Locate each line with the string "Forecast" in the listing below and copy it.
#### Records to use
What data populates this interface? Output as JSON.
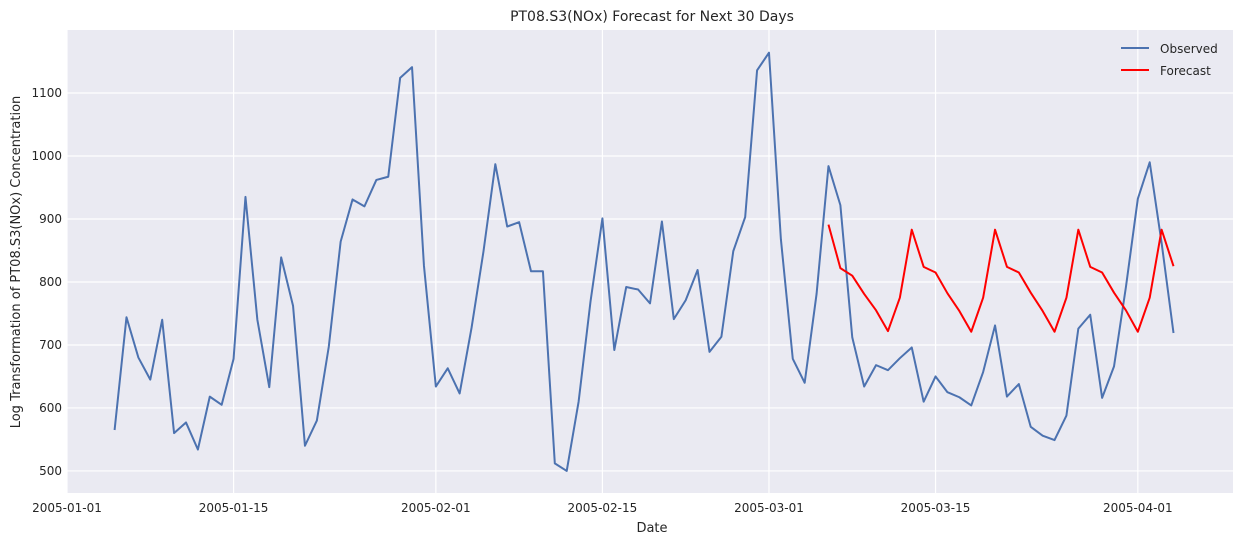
{
  "chart_data": {
    "type": "line",
    "title": "PT08.S3(NOx) Forecast for Next 30 Days",
    "xlabel": "Date",
    "ylabel": "Log Transformation of PT08.S3(NOx) Concentration",
    "xlim": [
      "2005-01-01",
      "2005-04-09"
    ],
    "ylim": [
      465,
      1200
    ],
    "x_ticks": [
      {
        "date": "2005-01-01",
        "label": "2005-01-01"
      },
      {
        "date": "2005-01-15",
        "label": "2005-01-15"
      },
      {
        "date": "2005-02-01",
        "label": "2005-02-01"
      },
      {
        "date": "2005-02-15",
        "label": "2005-02-15"
      },
      {
        "date": "2005-03-01",
        "label": "2005-03-01"
      },
      {
        "date": "2005-03-15",
        "label": "2005-03-15"
      },
      {
        "date": "2005-04-01",
        "label": "2005-04-01"
      }
    ],
    "y_ticks": [
      {
        "value": 500,
        "label": "500"
      },
      {
        "value": 600,
        "label": "600"
      },
      {
        "value": 700,
        "label": "700"
      },
      {
        "value": 800,
        "label": "800"
      },
      {
        "value": 900,
        "label": "900"
      },
      {
        "value": 1000,
        "label": "1000"
      },
      {
        "value": 1100,
        "label": "1100"
      }
    ],
    "grid": true,
    "legend_position": "top-right",
    "series": [
      {
        "name": "Observed",
        "color": "#4c72b0",
        "points": [
          {
            "x": "2005-01-05",
            "y": 565
          },
          {
            "x": "2005-01-06",
            "y": 744
          },
          {
            "x": "2005-01-07",
            "y": 680
          },
          {
            "x": "2005-01-08",
            "y": 645
          },
          {
            "x": "2005-01-09",
            "y": 740
          },
          {
            "x": "2005-01-10",
            "y": 560
          },
          {
            "x": "2005-01-11",
            "y": 577
          },
          {
            "x": "2005-01-12",
            "y": 534
          },
          {
            "x": "2005-01-13",
            "y": 618
          },
          {
            "x": "2005-01-14",
            "y": 605
          },
          {
            "x": "2005-01-15",
            "y": 678
          },
          {
            "x": "2005-01-16",
            "y": 935
          },
          {
            "x": "2005-01-17",
            "y": 740
          },
          {
            "x": "2005-01-18",
            "y": 633
          },
          {
            "x": "2005-01-19",
            "y": 839
          },
          {
            "x": "2005-01-20",
            "y": 762
          },
          {
            "x": "2005-01-21",
            "y": 540
          },
          {
            "x": "2005-01-22",
            "y": 580
          },
          {
            "x": "2005-01-23",
            "y": 697
          },
          {
            "x": "2005-01-24",
            "y": 864
          },
          {
            "x": "2005-01-25",
            "y": 931
          },
          {
            "x": "2005-01-26",
            "y": 920
          },
          {
            "x": "2005-01-27",
            "y": 962
          },
          {
            "x": "2005-01-28",
            "y": 967
          },
          {
            "x": "2005-01-29",
            "y": 1124
          },
          {
            "x": "2005-01-30",
            "y": 1141
          },
          {
            "x": "2005-01-31",
            "y": 826
          },
          {
            "x": "2005-02-01",
            "y": 634
          },
          {
            "x": "2005-02-02",
            "y": 663
          },
          {
            "x": "2005-02-03",
            "y": 623
          },
          {
            "x": "2005-02-04",
            "y": 727
          },
          {
            "x": "2005-02-05",
            "y": 848
          },
          {
            "x": "2005-02-06",
            "y": 987
          },
          {
            "x": "2005-02-07",
            "y": 888
          },
          {
            "x": "2005-02-08",
            "y": 895
          },
          {
            "x": "2005-02-09",
            "y": 817
          },
          {
            "x": "2005-02-10",
            "y": 817
          },
          {
            "x": "2005-02-11",
            "y": 512
          },
          {
            "x": "2005-02-12",
            "y": 500
          },
          {
            "x": "2005-02-13",
            "y": 610
          },
          {
            "x": "2005-02-14",
            "y": 769
          },
          {
            "x": "2005-02-15",
            "y": 901
          },
          {
            "x": "2005-02-16",
            "y": 692
          },
          {
            "x": "2005-02-17",
            "y": 792
          },
          {
            "x": "2005-02-18",
            "y": 788
          },
          {
            "x": "2005-02-19",
            "y": 766
          },
          {
            "x": "2005-02-20",
            "y": 896
          },
          {
            "x": "2005-02-21",
            "y": 741
          },
          {
            "x": "2005-02-22",
            "y": 771
          },
          {
            "x": "2005-02-23",
            "y": 819
          },
          {
            "x": "2005-02-24",
            "y": 689
          },
          {
            "x": "2005-02-25",
            "y": 713
          },
          {
            "x": "2005-02-26",
            "y": 849
          },
          {
            "x": "2005-02-27",
            "y": 903
          },
          {
            "x": "2005-02-28",
            "y": 1136
          },
          {
            "x": "2005-03-01",
            "y": 1164
          },
          {
            "x": "2005-03-02",
            "y": 868
          },
          {
            "x": "2005-03-03",
            "y": 678
          },
          {
            "x": "2005-03-04",
            "y": 640
          },
          {
            "x": "2005-03-05",
            "y": 781
          },
          {
            "x": "2005-03-06",
            "y": 984
          },
          {
            "x": "2005-03-07",
            "y": 922
          },
          {
            "x": "2005-03-08",
            "y": 712
          },
          {
            "x": "2005-03-09",
            "y": 634
          },
          {
            "x": "2005-03-10",
            "y": 668
          },
          {
            "x": "2005-03-11",
            "y": 660
          },
          {
            "x": "2005-03-12",
            "y": 679
          },
          {
            "x": "2005-03-13",
            "y": 696
          },
          {
            "x": "2005-03-14",
            "y": 610
          },
          {
            "x": "2005-03-15",
            "y": 650
          },
          {
            "x": "2005-03-16",
            "y": 625
          },
          {
            "x": "2005-03-17",
            "y": 617
          },
          {
            "x": "2005-03-18",
            "y": 604
          },
          {
            "x": "2005-03-19",
            "y": 657
          },
          {
            "x": "2005-03-20",
            "y": 731
          },
          {
            "x": "2005-03-21",
            "y": 618
          },
          {
            "x": "2005-03-22",
            "y": 638
          },
          {
            "x": "2005-03-23",
            "y": 570
          },
          {
            "x": "2005-03-24",
            "y": 556
          },
          {
            "x": "2005-03-25",
            "y": 549
          },
          {
            "x": "2005-03-26",
            "y": 588
          },
          {
            "x": "2005-03-27",
            "y": 726
          },
          {
            "x": "2005-03-28",
            "y": 748
          },
          {
            "x": "2005-03-29",
            "y": 616
          },
          {
            "x": "2005-03-30",
            "y": 666
          },
          {
            "x": "2005-03-31",
            "y": 792
          },
          {
            "x": "2005-04-01",
            "y": 932
          },
          {
            "x": "2005-04-02",
            "y": 990
          },
          {
            "x": "2005-04-03",
            "y": 862
          },
          {
            "x": "2005-04-04",
            "y": 719
          }
        ]
      },
      {
        "name": "Forecast",
        "color": "#ff0000",
        "points": [
          {
            "x": "2005-03-06",
            "y": 891
          },
          {
            "x": "2005-03-07",
            "y": 822
          },
          {
            "x": "2005-03-08",
            "y": 810
          },
          {
            "x": "2005-03-09",
            "y": 781
          },
          {
            "x": "2005-03-10",
            "y": 755
          },
          {
            "x": "2005-03-11",
            "y": 722
          },
          {
            "x": "2005-03-12",
            "y": 775
          },
          {
            "x": "2005-03-13",
            "y": 883
          },
          {
            "x": "2005-03-14",
            "y": 824
          },
          {
            "x": "2005-03-15",
            "y": 815
          },
          {
            "x": "2005-03-16",
            "y": 782
          },
          {
            "x": "2005-03-17",
            "y": 754
          },
          {
            "x": "2005-03-18",
            "y": 721
          },
          {
            "x": "2005-03-19",
            "y": 775
          },
          {
            "x": "2005-03-20",
            "y": 883
          },
          {
            "x": "2005-03-21",
            "y": 824
          },
          {
            "x": "2005-03-22",
            "y": 815
          },
          {
            "x": "2005-03-23",
            "y": 783
          },
          {
            "x": "2005-03-24",
            "y": 754
          },
          {
            "x": "2005-03-25",
            "y": 721
          },
          {
            "x": "2005-03-26",
            "y": 775
          },
          {
            "x": "2005-03-27",
            "y": 883
          },
          {
            "x": "2005-03-28",
            "y": 824
          },
          {
            "x": "2005-03-29",
            "y": 815
          },
          {
            "x": "2005-03-30",
            "y": 783
          },
          {
            "x": "2005-03-31",
            "y": 755
          },
          {
            "x": "2005-04-01",
            "y": 721
          },
          {
            "x": "2005-04-02",
            "y": 775
          },
          {
            "x": "2005-04-03",
            "y": 883
          },
          {
            "x": "2005-04-04",
            "y": 825
          }
        ]
      }
    ]
  }
}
########
• Full solution:
    "title": "PT08.S3(NOx) Forecast for Next 30 Days",
        "name": "Forecast",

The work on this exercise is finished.